Dataset extract:
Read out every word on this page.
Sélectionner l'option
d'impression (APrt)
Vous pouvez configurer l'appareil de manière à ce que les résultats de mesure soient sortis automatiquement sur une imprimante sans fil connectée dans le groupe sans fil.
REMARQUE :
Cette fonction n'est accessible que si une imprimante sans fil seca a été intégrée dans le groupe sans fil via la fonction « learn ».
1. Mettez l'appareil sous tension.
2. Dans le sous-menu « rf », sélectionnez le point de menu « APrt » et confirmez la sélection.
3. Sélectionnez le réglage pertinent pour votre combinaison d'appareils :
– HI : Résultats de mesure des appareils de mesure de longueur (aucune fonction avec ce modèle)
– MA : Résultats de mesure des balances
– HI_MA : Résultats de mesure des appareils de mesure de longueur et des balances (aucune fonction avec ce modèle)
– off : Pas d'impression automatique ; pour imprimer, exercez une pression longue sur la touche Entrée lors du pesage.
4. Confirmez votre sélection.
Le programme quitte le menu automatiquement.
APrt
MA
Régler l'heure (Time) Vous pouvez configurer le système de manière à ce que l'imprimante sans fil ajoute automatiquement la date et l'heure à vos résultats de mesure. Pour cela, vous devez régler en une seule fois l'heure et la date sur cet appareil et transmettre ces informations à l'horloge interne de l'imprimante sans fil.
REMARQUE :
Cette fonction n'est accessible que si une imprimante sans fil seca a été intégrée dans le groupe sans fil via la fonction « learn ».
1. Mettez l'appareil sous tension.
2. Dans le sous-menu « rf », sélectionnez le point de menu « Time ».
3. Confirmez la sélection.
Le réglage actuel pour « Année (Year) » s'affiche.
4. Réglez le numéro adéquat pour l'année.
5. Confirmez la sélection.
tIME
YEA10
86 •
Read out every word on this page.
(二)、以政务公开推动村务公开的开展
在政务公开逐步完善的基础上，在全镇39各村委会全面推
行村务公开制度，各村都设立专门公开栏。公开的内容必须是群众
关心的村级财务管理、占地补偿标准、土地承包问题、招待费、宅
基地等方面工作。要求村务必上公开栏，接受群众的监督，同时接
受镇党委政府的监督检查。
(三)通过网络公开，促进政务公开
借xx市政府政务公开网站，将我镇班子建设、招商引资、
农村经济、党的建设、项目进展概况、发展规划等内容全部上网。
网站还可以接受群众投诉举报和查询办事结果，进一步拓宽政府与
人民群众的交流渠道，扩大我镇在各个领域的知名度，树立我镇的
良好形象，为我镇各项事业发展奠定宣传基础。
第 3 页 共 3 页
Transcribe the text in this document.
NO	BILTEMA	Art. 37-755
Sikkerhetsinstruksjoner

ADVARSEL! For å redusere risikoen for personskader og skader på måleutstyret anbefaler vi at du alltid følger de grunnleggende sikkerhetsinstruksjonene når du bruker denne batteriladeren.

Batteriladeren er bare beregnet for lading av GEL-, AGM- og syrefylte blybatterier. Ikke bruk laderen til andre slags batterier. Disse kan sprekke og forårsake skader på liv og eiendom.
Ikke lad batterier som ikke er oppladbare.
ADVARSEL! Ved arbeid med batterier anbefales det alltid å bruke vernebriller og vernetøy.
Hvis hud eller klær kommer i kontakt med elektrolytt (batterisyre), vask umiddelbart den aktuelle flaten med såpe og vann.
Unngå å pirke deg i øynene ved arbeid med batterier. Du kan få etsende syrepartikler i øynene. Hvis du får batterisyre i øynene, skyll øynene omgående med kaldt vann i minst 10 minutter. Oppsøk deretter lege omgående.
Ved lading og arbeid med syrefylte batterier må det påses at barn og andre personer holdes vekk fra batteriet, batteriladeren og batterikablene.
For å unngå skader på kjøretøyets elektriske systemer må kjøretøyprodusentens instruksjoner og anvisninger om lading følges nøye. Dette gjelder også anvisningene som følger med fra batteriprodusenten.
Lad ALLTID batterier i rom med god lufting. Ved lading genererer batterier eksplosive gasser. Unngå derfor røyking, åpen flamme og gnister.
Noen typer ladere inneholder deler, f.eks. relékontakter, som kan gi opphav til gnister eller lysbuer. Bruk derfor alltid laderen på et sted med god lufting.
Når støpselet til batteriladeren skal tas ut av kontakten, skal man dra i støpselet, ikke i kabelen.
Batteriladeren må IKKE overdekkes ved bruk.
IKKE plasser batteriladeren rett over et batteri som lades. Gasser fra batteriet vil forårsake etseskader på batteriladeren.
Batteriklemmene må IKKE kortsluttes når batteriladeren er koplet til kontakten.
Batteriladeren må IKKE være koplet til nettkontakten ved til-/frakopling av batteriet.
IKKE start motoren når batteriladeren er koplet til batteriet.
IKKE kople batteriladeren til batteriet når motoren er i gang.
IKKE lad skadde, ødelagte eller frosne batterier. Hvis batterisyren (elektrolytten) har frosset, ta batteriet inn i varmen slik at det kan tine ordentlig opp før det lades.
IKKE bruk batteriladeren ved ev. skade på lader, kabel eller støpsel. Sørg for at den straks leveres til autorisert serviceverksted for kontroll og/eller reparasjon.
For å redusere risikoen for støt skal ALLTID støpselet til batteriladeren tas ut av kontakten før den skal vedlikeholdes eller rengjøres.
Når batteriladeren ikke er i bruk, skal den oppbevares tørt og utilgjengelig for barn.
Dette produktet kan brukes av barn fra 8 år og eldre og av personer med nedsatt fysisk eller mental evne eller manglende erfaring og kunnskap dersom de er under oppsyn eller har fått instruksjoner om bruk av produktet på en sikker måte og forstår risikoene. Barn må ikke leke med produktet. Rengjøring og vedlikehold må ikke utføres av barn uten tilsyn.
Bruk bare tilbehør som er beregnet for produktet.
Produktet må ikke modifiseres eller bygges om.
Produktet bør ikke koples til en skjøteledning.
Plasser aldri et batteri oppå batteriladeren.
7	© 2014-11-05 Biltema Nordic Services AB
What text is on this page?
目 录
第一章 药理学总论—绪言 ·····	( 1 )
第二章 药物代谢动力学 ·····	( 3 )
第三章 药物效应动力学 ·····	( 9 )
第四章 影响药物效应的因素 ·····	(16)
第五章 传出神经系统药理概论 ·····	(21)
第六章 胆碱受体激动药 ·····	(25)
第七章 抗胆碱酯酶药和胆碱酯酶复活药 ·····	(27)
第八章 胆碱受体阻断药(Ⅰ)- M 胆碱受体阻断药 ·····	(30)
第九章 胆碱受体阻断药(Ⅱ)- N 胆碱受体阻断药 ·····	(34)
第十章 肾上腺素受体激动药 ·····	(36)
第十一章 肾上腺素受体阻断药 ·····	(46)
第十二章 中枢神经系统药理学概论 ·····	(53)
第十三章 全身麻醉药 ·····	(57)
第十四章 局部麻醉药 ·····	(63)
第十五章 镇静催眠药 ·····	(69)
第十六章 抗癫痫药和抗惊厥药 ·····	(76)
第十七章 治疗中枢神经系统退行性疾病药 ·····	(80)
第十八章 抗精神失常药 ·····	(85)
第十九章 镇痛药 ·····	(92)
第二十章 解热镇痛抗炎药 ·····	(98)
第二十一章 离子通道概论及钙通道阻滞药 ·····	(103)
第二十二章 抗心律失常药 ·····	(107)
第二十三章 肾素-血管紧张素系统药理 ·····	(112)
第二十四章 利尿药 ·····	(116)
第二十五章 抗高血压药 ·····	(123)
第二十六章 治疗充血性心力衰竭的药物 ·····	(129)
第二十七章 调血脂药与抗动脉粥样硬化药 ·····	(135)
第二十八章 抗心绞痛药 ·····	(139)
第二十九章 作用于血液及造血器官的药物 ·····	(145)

Aim:
Identify and extract each line of the listing that contains "menu".

Answer to this task:
2. Dans le sous-menu « rf », sélectionnez le point de menu « APrt » et confirmez la sélection.
Le programme quitte le menu automatiquement.
2. Dans le sous-menu « rf », sélectionnez le point de menu « Time ».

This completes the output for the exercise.